[Items from a dataset]
────────────────
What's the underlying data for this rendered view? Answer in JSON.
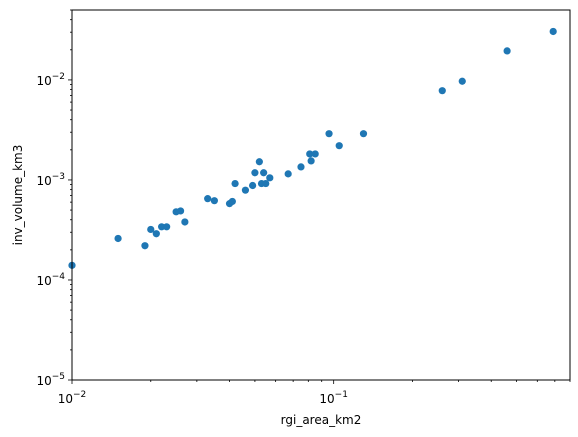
{
  "chart_data": {
    "type": "scatter",
    "xlabel": "rgi_area_km2",
    "ylabel": "inv_volume_km3",
    "xscale": "log",
    "yscale": "log",
    "xlim": [
      0.01,
      0.8
    ],
    "ylim": [
      1e-05,
      0.05
    ],
    "grid": false,
    "marker_color": "#1f77b4",
    "x_ticks": [
      {
        "value": 0.01,
        "base": "10",
        "exp": "−2"
      },
      {
        "value": 0.1,
        "base": "10",
        "exp": "−1"
      }
    ],
    "y_ticks": [
      {
        "value": 1e-05,
        "base": "10",
        "exp": "−5"
      },
      {
        "value": 0.0001,
        "base": "10",
        "exp": "−4"
      },
      {
        "value": 0.001,
        "base": "10",
        "exp": "−3"
      },
      {
        "value": 0.01,
        "base": "10",
        "exp": "−2"
      }
    ],
    "points": [
      {
        "x": 0.01,
        "y": 0.00014
      },
      {
        "x": 0.015,
        "y": 0.00026
      },
      {
        "x": 0.019,
        "y": 0.00022
      },
      {
        "x": 0.02,
        "y": 0.00032
      },
      {
        "x": 0.021,
        "y": 0.00029
      },
      {
        "x": 0.022,
        "y": 0.00034
      },
      {
        "x": 0.023,
        "y": 0.00034
      },
      {
        "x": 0.025,
        "y": 0.00048
      },
      {
        "x": 0.026,
        "y": 0.00049
      },
      {
        "x": 0.027,
        "y": 0.00038
      },
      {
        "x": 0.033,
        "y": 0.00065
      },
      {
        "x": 0.035,
        "y": 0.00062
      },
      {
        "x": 0.04,
        "y": 0.00058
      },
      {
        "x": 0.041,
        "y": 0.00061
      },
      {
        "x": 0.042,
        "y": 0.00092
      },
      {
        "x": 0.046,
        "y": 0.00079
      },
      {
        "x": 0.049,
        "y": 0.00088
      },
      {
        "x": 0.05,
        "y": 0.00118
      },
      {
        "x": 0.052,
        "y": 0.00152
      },
      {
        "x": 0.053,
        "y": 0.00092
      },
      {
        "x": 0.054,
        "y": 0.00118
      },
      {
        "x": 0.055,
        "y": 0.00092
      },
      {
        "x": 0.057,
        "y": 0.00105
      },
      {
        "x": 0.067,
        "y": 0.00115
      },
      {
        "x": 0.075,
        "y": 0.00135
      },
      {
        "x": 0.081,
        "y": 0.00182
      },
      {
        "x": 0.082,
        "y": 0.00155
      },
      {
        "x": 0.085,
        "y": 0.00182
      },
      {
        "x": 0.096,
        "y": 0.0029
      },
      {
        "x": 0.105,
        "y": 0.0022
      },
      {
        "x": 0.13,
        "y": 0.0029
      },
      {
        "x": 0.26,
        "y": 0.0078
      },
      {
        "x": 0.31,
        "y": 0.0097
      },
      {
        "x": 0.46,
        "y": 0.0195
      },
      {
        "x": 0.69,
        "y": 0.0305
      }
    ]
  }
}
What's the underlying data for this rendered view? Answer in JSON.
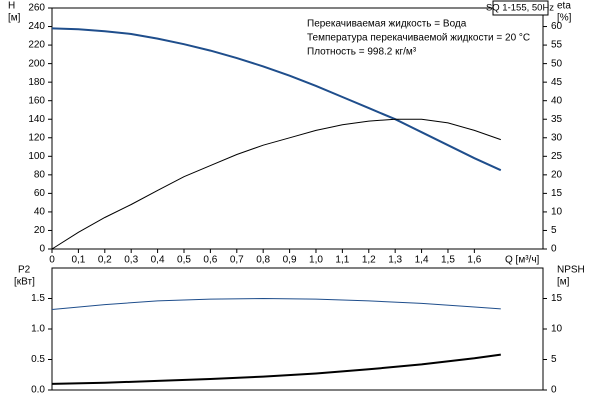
{
  "chart_data": [
    {
      "type": "line",
      "title": "SQ 1-155, 50Hz",
      "notes": [
        "Перекачиваемая жидкость = Вода",
        "Температура перекачиваемой жидкости = 20 °C",
        "Плотность = 998.2 кг/м³"
      ],
      "ylabel": "H",
      "yunit": "[м]",
      "y2label": "eta",
      "y2unit": "[%]",
      "xlabel": "Q [м³/ч]",
      "x": [
        0,
        0.1,
        0.2,
        0.3,
        0.4,
        0.5,
        0.6,
        0.7,
        0.8,
        0.9,
        1.0,
        1.1,
        1.2,
        1.3,
        1.4,
        1.5,
        1.6,
        1.7
      ],
      "series": [
        {
          "name": "H",
          "color": "#1f4e8c",
          "values": [
            238,
            237,
            235,
            232,
            227,
            221,
            214,
            206,
            197,
            187,
            176,
            164,
            152,
            140,
            126,
            112,
            98,
            85
          ]
        },
        {
          "name": "eta",
          "color": "#000000",
          "axis": "y2",
          "values": [
            0,
            4.5,
            8.5,
            12,
            15.8,
            19.5,
            22.5,
            25.5,
            28,
            30,
            32,
            33.5,
            34.5,
            35,
            35,
            34,
            32,
            29.5
          ]
        }
      ],
      "xlim": [
        0,
        1.86
      ],
      "xticks": [
        0,
        {
          "value": 0.1,
          "label": "0,1"
        },
        {
          "value": 0.2,
          "label": "0,2"
        },
        {
          "value": 0.3,
          "label": "0,3"
        },
        {
          "value": 0.4,
          "label": "0,4"
        },
        {
          "value": 0.5,
          "label": "0,5"
        },
        {
          "value": 0.6,
          "label": "0,6"
        },
        {
          "value": 0.7,
          "label": "0,7"
        },
        {
          "value": 0.8,
          "label": "0,8"
        },
        {
          "value": 0.9,
          "label": "0,9"
        },
        {
          "value": 1.0,
          "label": "1,0"
        },
        {
          "value": 1.1,
          "label": "1,1"
        },
        {
          "value": 1.2,
          "label": "1,2"
        },
        {
          "value": 1.3,
          "label": "1,3"
        },
        {
          "value": 1.4,
          "label": "1,4"
        },
        {
          "value": 1.5,
          "label": "1,5"
        },
        {
          "value": 1.6,
          "label": "1,6"
        }
      ],
      "ylim": [
        0,
        260
      ],
      "yticks": [
        0,
        20,
        40,
        60,
        80,
        100,
        120,
        140,
        160,
        180,
        200,
        220,
        240,
        260
      ],
      "y2lim": [
        0,
        65
      ],
      "y2ticks": [
        0,
        5,
        10,
        15,
        20,
        25,
        30,
        35,
        40,
        45,
        50,
        55,
        60
      ]
    },
    {
      "type": "line",
      "ylabel": "P2",
      "yunit": "[кВт]",
      "y2label": "NPSH",
      "y2unit": "[м]",
      "x": [
        0,
        0.2,
        0.4,
        0.6,
        0.8,
        1.0,
        1.2,
        1.4,
        1.6,
        1.7
      ],
      "series": [
        {
          "name": "P2",
          "color": "#000000",
          "values": [
            0.1,
            0.12,
            0.15,
            0.18,
            0.22,
            0.27,
            0.34,
            0.42,
            0.52,
            0.58
          ]
        },
        {
          "name": "NPSH",
          "color": "#1f4e8c",
          "axis": "y2",
          "values": [
            13.2,
            14.0,
            14.6,
            14.9,
            15.0,
            14.9,
            14.6,
            14.2,
            13.6,
            13.3
          ]
        }
      ],
      "xlim": [
        0,
        1.86
      ],
      "ylim": [
        0,
        2
      ],
      "yticks": [
        {
          "value": 0,
          "label": "0.0"
        },
        0.5,
        {
          "value": 1,
          "label": "1.0"
        },
        1.5
      ],
      "y2lim": [
        0,
        20
      ],
      "y2ticks": [
        0,
        5,
        10,
        15
      ]
    }
  ]
}
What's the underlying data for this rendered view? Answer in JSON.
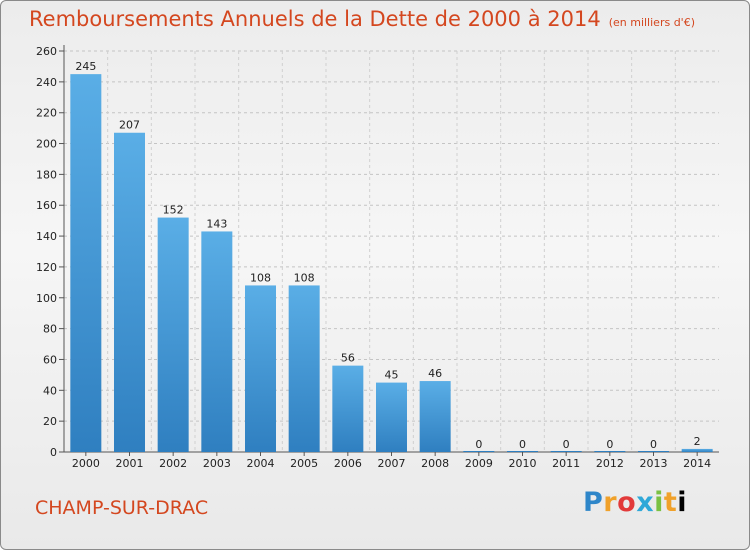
────────────────
TASK INSTRUCTIONS: Skip the pictures and transcribe the rest of the records exactly.

FINAL RESULT:
What's the underlying data for this rendered view? Answer in JSON.
{
  "chart_data": {
    "type": "scatter",
    "xlabel": "rgi_area_km2",
    "ylabel": "inv_volume_km3",
    "xscale": "log",
    "yscale": "log",
    "xlim": [
      0.01,
      0.8
    ],
    "ylim": [
      1e-05,
      0.05
    ],
    "grid": false,
    "marker_color": "#1f77b4",
    "x_ticks": [
      {
        "value": 0.01,
        "base": "10",
        "exp": "−2"
      },
      {
        "value": 0.1,
        "base": "10",
        "exp": "−1"
      }
    ],
    "y_ticks": [
      {
        "value": 1e-05,
        "base": "10",
        "exp": "−5"
      },
      {
        "value": 0.0001,
        "base": "10",
        "exp": "−4"
      },
      {
        "value": 0.001,
        "base": "10",
        "exp": "−3"
      },
      {
        "value": 0.01,
        "base": "10",
        "exp": "−2"
      }
    ],
    "points": [
      {
        "x": 0.01,
        "y": 0.00014
      },
      {
        "x": 0.015,
        "y": 0.00026
      },
      {
        "x": 0.019,
        "y": 0.00022
      },
      {
        "x": 0.02,
        "y": 0.00032
      },
      {
        "x": 0.021,
        "y": 0.00029
      },
      {
        "x": 0.022,
        "y": 0.00034
      },
      {
        "x": 0.023,
        "y": 0.00034
      },
      {
        "x": 0.025,
        "y": 0.00048
      },
      {
        "x": 0.026,
        "y": 0.00049
      },
      {
        "x": 0.027,
        "y": 0.00038
      },
      {
        "x": 0.033,
        "y": 0.00065
      },
      {
        "x": 0.035,
        "y": 0.00062
      },
      {
        "x": 0.04,
        "y": 0.00058
      },
      {
        "x": 0.041,
        "y": 0.00061
      },
      {
        "x": 0.042,
        "y": 0.00092
      },
      {
        "x": 0.046,
        "y": 0.00079
      },
      {
        "x": 0.049,
        "y": 0.00088
      },
      {
        "x": 0.05,
        "y": 0.00118
      },
      {
        "x": 0.052,
        "y": 0.00152
      },
      {
        "x": 0.053,
        "y": 0.00092
      },
      {
        "x": 0.054,
        "y": 0.00118
      },
      {
        "x": 0.055,
        "y": 0.00092
      },
      {
        "x": 0.057,
        "y": 0.00105
      },
      {
        "x": 0.067,
        "y": 0.00115
      },
      {
        "x": 0.075,
        "y": 0.00135
      },
      {
        "x": 0.081,
        "y": 0.00182
      },
      {
        "x": 0.082,
        "y": 0.00155
      },
      {
        "x": 0.085,
        "y": 0.00182
      },
      {
        "x": 0.096,
        "y": 0.0029
      },
      {
        "x": 0.105,
        "y": 0.0022
      },
      {
        "x": 0.13,
        "y": 0.0029
      },
      {
        "x": 0.26,
        "y": 0.0078
      },
      {
        "x": 0.31,
        "y": 0.0097
      },
      {
        "x": 0.46,
        "y": 0.0195
      },
      {
        "x": 0.69,
        "y": 0.0305
      }
    ]
  }
}
What's the underlying data for this rendered view? Answer in JSON.
{
  "chart_data": [
    {
      "type": "line",
      "title": "SQ 1-155, 50Hz",
      "notes": [
        "Перекачиваемая жидкость = Вода",
        "Температура перекачиваемой жидкости = 20 °C",
        "Плотность = 998.2 кг/м³"
      ],
      "ylabel": "H",
      "yunit": "[м]",
      "y2label": "eta",
      "y2unit": "[%]",
      "xlabel": "Q [м³/ч]",
      "x": [
        0,
        0.1,
        0.2,
        0.3,
        0.4,
        0.5,
        0.6,
        0.7,
        0.8,
        0.9,
        1.0,
        1.1,
        1.2,
        1.3,
        1.4,
        1.5,
        1.6,
        1.7
      ],
      "series": [
        {
          "name": "H",
          "color": "#1f4e8c",
          "values": [
            238,
            237,
            235,
            232,
            227,
            221,
            214,
            206,
            197,
            187,
            176,
            164,
            152,
            140,
            126,
            112,
            98,
            85
          ]
        },
        {
          "name": "eta",
          "color": "#000000",
          "axis": "y2",
          "values": [
            0,
            4.5,
            8.5,
            12,
            15.8,
            19.5,
            22.5,
            25.5,
            28,
            30,
            32,
            33.5,
            34.5,
            35,
            35,
            34,
            32,
            29.5
          ]
        }
      ],
      "xlim": [
        0,
        1.86
      ],
      "xticks": [
        0,
        {
          "value": 0.1,
          "label": "0,1"
        },
        {
          "value": 0.2,
          "label": "0,2"
        },
        {
          "value": 0.3,
          "label": "0,3"
        },
        {
          "value": 0.4,
          "label": "0,4"
        },
        {
          "value": 0.5,
          "label": "0,5"
        },
        {
          "value": 0.6,
          "label": "0,6"
        },
        {
          "value": 0.7,
          "label": "0,7"
        },
        {
          "value": 0.8,
          "label": "0,8"
        },
        {
          "value": 0.9,
          "label": "0,9"
        },
        {
          "value": 1.0,
          "label": "1,0"
        },
        {
          "value": 1.1,
          "label": "1,1"
        },
        {
          "value": 1.2,
          "label": "1,2"
        },
        {
          "value": 1.3,
          "label": "1,3"
        },
        {
          "value": 1.4,
          "label": "1,4"
        },
        {
          "value": 1.5,
          "label": "1,5"
        },
        {
          "value": 1.6,
          "label": "1,6"
        }
      ],
      "ylim": [
        0,
        260
      ],
      "yticks": [
        0,
        20,
        40,
        60,
        80,
        100,
        120,
        140,
        160,
        180,
        200,
        220,
        240,
        260
      ],
      "y2lim": [
        0,
        65
      ],
      "y2ticks": [
        0,
        5,
        10,
        15,
        20,
        25,
        30,
        35,
        40,
        45,
        50,
        55,
        60
      ]
    },
    {
      "type": "line",
      "ylabel": "P2",
      "yunit": "[кВт]",
      "y2label": "NPSH",
      "y2unit": "[м]",
      "x": [
        0,
        0.2,
        0.4,
        0.6,
        0.8,
        1.0,
        1.2,
        1.4,
        1.6,
        1.7
      ],
      "series": [
        {
          "name": "P2",
          "color": "#000000",
          "values": [
            0.1,
            0.12,
            0.15,
            0.18,
            0.22,
            0.27,
            0.34,
            0.42,
            0.52,
            0.58
          ]
        },
        {
          "name": "NPSH",
          "color": "#1f4e8c",
          "axis": "y2",
          "values": [
            13.2,
            14.0,
            14.6,
            14.9,
            15.0,
            14.9,
            14.6,
            14.2,
            13.6,
            13.3
          ]
        }
      ],
      "xlim": [
        0,
        1.86
      ],
      "ylim": [
        0,
        2
      ],
      "yticks": [
        {
          "value": 0,
          "label": "0.0"
        },
        0.5,
        {
          "value": 1,
          "label": "1.0"
        },
        1.5
      ],
      "y2lim": [
        0,
        20
      ],
      "y2ticks": [
        0,
        5,
        10,
        15
      ]
    }
  ]
}
What's the underlying data for this rendered view? Answer in JSON.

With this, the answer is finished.